◆ Blok Teks ◆
#####
Sedangkan wiraswastawan dalam konteks manajemen adalah seseorang yang memiliki kemampuan dalam menggunakan sumber daya seperti financial (money), bahan mentah (material), dan tenaga kerja (labour) untuk menghasilkan suatu produk baru, bisnis baru, proses produksi, atau pengembangan organisasi usaha. (Marzuki Usman, 1997).
Perbedaan antara wiraswastawan dengan manajer suatu organisasi antara lain:
a. Wiraswasta merintis usaha dari kecil, mengembangkan usaha sampai besar, gesit memanfaatkan kesempatan yang muncul, dan berani mengambil resiko, sedangkan manajer memasuki organisasi setelah besar, mempunyai keterampilan manajerial yang lebih baik, dapat mengelola sumber daya dengan lebih baik, dan berhati-hati terhadap resiko.
b. Wiraswastawan mempunyai inisiatif memulai suatu proses produksi, sementara manajer menjalankan proses produksi.
(2) Arti Penting Kewiraswastaan
Kewiraswastaan mempunyai beberapa arti penting antara lain:
a. Meningkatkan produktivitas
Seorang wiraswastawan dituntut untuk selalu kreatif dan menggunakan metode-metode baru yang dapat meningkatkan produktivitas.
b. Meningkatkan pertumbuhan ekonomi dan menciptakan pekerjaan
Dengan usaha yang dibukanya seorang wirasawstawan berarti membuka/menciptakan kesempatan kerja bagi orang lain dan tidak langsung bias meningkatkan pertumbuhan ekonomi.
#####
◆ Instruksi Tugas ◆
Silakan lanjutkan teks tentang kewiraswastaan dari kalimat terakhirnya. Item di sini diambil dari sumber yang berbeda.
#####
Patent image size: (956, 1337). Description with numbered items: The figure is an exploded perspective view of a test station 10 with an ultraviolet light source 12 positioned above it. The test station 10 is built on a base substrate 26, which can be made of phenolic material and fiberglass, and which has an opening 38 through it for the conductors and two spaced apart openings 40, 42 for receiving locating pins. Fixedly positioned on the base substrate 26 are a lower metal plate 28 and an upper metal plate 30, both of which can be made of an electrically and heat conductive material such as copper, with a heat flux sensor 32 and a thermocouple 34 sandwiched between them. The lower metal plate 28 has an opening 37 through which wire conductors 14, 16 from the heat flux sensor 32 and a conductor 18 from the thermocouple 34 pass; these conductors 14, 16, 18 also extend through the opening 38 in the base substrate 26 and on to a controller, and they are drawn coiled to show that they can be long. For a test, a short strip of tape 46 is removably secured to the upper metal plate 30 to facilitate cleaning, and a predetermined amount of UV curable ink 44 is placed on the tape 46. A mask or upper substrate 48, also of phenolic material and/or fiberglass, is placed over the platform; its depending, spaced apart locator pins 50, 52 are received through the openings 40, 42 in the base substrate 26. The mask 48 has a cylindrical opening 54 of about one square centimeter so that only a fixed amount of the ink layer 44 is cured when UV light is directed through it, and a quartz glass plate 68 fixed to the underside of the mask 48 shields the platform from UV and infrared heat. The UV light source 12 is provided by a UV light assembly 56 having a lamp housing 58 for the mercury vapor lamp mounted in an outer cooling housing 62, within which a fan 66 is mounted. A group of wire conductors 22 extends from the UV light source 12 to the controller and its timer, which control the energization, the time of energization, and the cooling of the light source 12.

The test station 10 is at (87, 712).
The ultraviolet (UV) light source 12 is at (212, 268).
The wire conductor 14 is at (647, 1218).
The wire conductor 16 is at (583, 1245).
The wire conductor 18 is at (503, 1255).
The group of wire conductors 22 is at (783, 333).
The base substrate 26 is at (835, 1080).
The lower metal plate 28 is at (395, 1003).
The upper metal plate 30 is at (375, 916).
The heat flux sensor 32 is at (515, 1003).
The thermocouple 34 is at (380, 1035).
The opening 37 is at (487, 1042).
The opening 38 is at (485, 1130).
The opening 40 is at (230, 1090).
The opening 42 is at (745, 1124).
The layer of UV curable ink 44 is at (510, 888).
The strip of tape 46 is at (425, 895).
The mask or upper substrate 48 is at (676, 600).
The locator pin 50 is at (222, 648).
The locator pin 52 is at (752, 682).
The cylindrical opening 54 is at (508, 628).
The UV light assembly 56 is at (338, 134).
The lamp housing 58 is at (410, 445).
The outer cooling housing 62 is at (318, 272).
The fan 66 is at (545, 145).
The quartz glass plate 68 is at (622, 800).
#####
◆ Hasil Latihan ◆
c. Menciptakan teknologi baru dan menciptakan produk dan jasa baru
Banyak wiraswastawan yang membuka peluang baru dengan menciptakan produk atau jasa baru. Apabila ternyata masih mempertahankan produk lama, produk tersebut sudah disempurnakan atau diperbaiki.
d. Mendorong inovasi
Meskipun biasanya mereka tidak menciptakan sesuatu yang baru, tetapi mereka dapat mengembangkan metode atau produk yang inovatif.
e. Membantu organisasi bisnis yang besar
Biasanya perusahaan besar dalam pemenuhan bahan baku sering kali diperoleh dari perusahaan yang lebih kecil sebagai supliernya.
(3) Variabel Lingkungan yang Mempengaruhi Kewiraswastaan
a. Variabel Ekonomi
Variabel ekonomi sangat erat hubungannya dengan kewiraswastaan. Hal-hal yang berpengaruh terhadap perkembangan ekonomi juga mempengaruhi perkembangan kewiraswastaan.
Insentif pasar dan besarnya modal suatu masyarakat mempegaruhi kewiraswastaan pada suatu Negara.
b. Variabel Sosial
Seperti system hukum, budaya dan mobilitas social.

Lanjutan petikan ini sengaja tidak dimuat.